### WHAT IS NEEDED
Extract the full listing below without altering a single character.

Excerpt from a dataset:
## START

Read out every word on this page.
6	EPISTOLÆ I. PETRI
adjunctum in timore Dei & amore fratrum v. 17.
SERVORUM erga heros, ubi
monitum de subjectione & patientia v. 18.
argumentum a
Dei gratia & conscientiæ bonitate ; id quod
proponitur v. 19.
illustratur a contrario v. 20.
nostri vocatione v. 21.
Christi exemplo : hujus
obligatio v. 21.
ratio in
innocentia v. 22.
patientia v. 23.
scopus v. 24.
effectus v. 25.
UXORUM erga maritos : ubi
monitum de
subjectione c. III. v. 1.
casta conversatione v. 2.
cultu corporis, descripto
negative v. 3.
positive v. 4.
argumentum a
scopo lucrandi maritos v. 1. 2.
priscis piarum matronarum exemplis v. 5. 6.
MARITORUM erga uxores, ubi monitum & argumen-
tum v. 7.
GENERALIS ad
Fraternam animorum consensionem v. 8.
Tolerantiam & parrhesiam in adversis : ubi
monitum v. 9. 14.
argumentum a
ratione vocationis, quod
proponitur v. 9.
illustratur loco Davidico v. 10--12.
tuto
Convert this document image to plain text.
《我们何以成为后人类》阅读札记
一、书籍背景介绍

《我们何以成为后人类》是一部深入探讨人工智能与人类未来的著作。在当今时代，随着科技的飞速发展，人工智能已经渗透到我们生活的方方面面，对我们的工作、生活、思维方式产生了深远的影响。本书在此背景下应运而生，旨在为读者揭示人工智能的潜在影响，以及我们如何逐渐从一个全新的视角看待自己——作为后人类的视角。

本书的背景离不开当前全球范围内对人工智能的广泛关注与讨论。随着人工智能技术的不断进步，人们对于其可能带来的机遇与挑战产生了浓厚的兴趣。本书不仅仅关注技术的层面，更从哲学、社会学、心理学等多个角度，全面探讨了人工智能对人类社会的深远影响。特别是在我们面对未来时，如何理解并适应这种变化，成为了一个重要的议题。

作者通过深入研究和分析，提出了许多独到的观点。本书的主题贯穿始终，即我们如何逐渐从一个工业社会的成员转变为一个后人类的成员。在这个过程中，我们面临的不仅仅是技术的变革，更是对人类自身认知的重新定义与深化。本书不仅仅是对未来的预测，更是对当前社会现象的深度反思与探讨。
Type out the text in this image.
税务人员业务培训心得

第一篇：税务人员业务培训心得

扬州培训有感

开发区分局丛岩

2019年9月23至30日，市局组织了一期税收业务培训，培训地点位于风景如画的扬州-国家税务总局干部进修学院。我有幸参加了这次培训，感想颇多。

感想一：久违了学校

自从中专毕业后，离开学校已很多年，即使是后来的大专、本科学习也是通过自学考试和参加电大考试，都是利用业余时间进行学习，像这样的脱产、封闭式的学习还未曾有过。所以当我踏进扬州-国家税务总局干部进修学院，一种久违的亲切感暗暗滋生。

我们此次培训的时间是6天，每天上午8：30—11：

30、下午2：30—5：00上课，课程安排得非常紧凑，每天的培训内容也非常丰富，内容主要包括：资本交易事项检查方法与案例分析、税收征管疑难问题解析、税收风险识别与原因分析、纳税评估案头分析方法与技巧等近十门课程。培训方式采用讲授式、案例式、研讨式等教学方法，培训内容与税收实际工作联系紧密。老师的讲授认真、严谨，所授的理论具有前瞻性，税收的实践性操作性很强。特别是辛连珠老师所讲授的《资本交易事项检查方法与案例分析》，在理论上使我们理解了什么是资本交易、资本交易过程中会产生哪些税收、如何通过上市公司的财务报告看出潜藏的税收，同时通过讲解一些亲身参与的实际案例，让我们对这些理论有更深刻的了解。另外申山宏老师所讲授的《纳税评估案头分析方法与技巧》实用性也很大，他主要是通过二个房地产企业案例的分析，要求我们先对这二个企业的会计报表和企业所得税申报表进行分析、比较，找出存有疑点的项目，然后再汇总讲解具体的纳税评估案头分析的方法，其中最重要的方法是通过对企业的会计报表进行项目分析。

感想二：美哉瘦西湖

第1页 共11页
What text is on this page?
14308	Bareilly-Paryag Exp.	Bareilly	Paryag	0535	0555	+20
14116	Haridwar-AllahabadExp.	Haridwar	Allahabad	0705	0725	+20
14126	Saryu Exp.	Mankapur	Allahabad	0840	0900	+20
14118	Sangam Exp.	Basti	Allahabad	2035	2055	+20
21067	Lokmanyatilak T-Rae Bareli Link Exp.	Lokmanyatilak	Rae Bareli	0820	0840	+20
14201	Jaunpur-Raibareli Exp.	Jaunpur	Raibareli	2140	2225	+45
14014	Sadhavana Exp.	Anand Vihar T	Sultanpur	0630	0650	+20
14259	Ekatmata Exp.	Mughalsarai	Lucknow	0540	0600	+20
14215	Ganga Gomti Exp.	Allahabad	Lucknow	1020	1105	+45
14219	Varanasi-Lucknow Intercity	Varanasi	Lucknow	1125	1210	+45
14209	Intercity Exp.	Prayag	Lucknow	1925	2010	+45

## END

### EXPECTED ANSWER
Read out every word on this page.
6	EPISTOLÆ I. PETRI
adjunctum in timore Dei & amore fratrum v. 17.
SERVORUM erga heros, ubi
monitum de subjectione & patientia v. 18.
argumentum a
Dei gratia & conscientiæ bonitate ; id quod
proponitur v. 19.
illustratur a contrario v. 20.
nostri vocatione v. 21.
Christi exemplo : hujus
obligatio v. 21.
ratio in
innocentia v. 22.
patientia v. 23.
scopus v. 24.
effectus v. 25.
UXORUM erga maritos : ubi
monitum de
subjectione c. III. v. 1.
casta conversatione v. 2.
cultu corporis, descripto
negative v. 3.
positive v. 4.
argumentum a
scopo lucrandi maritos v. 1. 2.
priscis piarum matronarum exemplis v. 5. 6.
MARITORUM erga uxores, ubi monitum & argumen-
tum v. 7.
GENERALIS ad
Fraternam animorum consensionem v. 8.
Tolerantiam & parrhesiam in adversis : ubi
monitum v. 9. 14.
argumentum a
ratione vocationis, quod
proponitur v. 9.
illustratur loco Davidico v. 10--12.
tuto
Convert this document image to plain text.
《我们何以成为后人类》阅读札记
一、书籍背景介绍

《我们何以成为后人类》是一部深入探讨人工智能与人类未来的著作。在当今时代，随着科技的飞速发展，人工智能已经渗透到我们生活的方方面面，对我们的工作、生活、思维方式产生了深远的影响。本书在此背景下应运而生，旨在为读者揭示人工智能的潜在影响，以及我们如何逐渐从一个全新的视角看待自己——作为后人类的视角。

本书的背景离不开当前全球范围内对人工智能的广泛关注与讨论。随着人工智能技术的不断进步，人们对于其可能带来的机遇与挑战产生了浓厚的兴趣。本书不仅仅关注技术的层面，更从哲学、社会学、心理学等多个角度，全面探讨了人工智能对人类社会的深远影响。特别是在我们面对未来时，如何理解并适应这种变化，成为了一个重要的议题。

作者通过深入研究和分析，提出了许多独到的观点。本书的主题贯穿始终，即我们如何逐渐从一个工业社会的成员转变为一个后人类的成员。在这个过程中，我们面临的不仅仅是技术的变革，更是对人类自身认知的重新定义与深化。本书不仅仅是对未来的预测，更是对当前社会现象的深度反思与探讨。
Type out the text in this image.
税务人员业务培训心得

第一篇：税务人员业务培训心得

扬州培训有感

开发区分局丛岩

2019年9月23至30日，市局组织了一期税收业务培训，培训地点位于风景如画的扬州-国家税务总局干部进修学院。我有幸参加了这次培训，感想颇多。

感想一：久违了学校

自从中专毕业后，离开学校已很多年，即使是后来的大专、本科学习也是通过自学考试和参加电大考试，都是利用业余时间进行学习，像这样的脱产、封闭式的学习还未曾有过。所以当我踏进扬州-国家税务总局干部进修学院，一种久违的亲切感暗暗滋生。

我们此次培训的时间是6天，每天上午8：30—11：

30、下午2：30—5：00上课，课程安排得非常紧凑，每天的培训内容也非常丰富，内容主要包括：资本交易事项检查方法与案例分析、税收征管疑难问题解析、税收风险识别与原因分析、纳税评估案头分析方法与技巧等近十门课程。培训方式采用讲授式、案例式、研讨式等教学方法，培训内容与税收实际工作联系紧密。老师的讲授认真、严谨，所授的理论具有前瞻性，税收的实践性操作性很强。特别是辛连珠老师所讲授的《资本交易事项检查方法与案例分析》，在理论上使我们理解了什么是资本交易、资本交易过程中会产生哪些税收、如何通过上市公司的财务报告看出潜藏的税收，同时通过讲解一些亲身参与的实际案例，让我们对这些理论有更深刻的了解。另外申山宏老师所讲授的《纳税评估案头分析方法与技巧》实用性也很大，他主要是通过二个房地产企业案例的分析，要求我们先对这二个企业的会计报表和企业所得税申报表进行分析、比较，找出存有疑点的项目，然后再汇总讲解具体的纳税评估案头分析的方法，其中最重要的方法是通过对企业的会计报表进行项目分析。

感想二：美哉瘦西湖

第1页 共11页
What text is on this page?
14308	Bareilly-Paryag Exp.	Bareilly	Paryag	0535	0555	+20
14116	Haridwar-AllahabadExp.	Haridwar	Allahabad	0705	0725	+20
14126	Saryu Exp.	Mankapur	Allahabad	0840	0900	+20
14118	Sangam Exp.	Basti	Allahabad	2035	2055	+20
21067	Lokmanyatilak T-Rae Bareli Link Exp.	Lokmanyatilak	Rae Bareli	0820	0840	+20
14201	Jaunpur-Raibareli Exp.	Jaunpur	Raibareli	2140	2225	+45
14014	Sadhavana Exp.	Anand Vihar T	Sultanpur	0630	0650	+20
14259	Ekatmata Exp.	Mughalsarai	Lucknow	0540	0600	+20
14215	Ganga Gomti Exp.	Allahabad	Lucknow	1020	1105	+45
14219	Varanasi-Lucknow Intercity	Varanasi	Lucknow	1125	1210	+45
14209	Intercity Exp.	Prayag	Lucknow	1925	2010	+45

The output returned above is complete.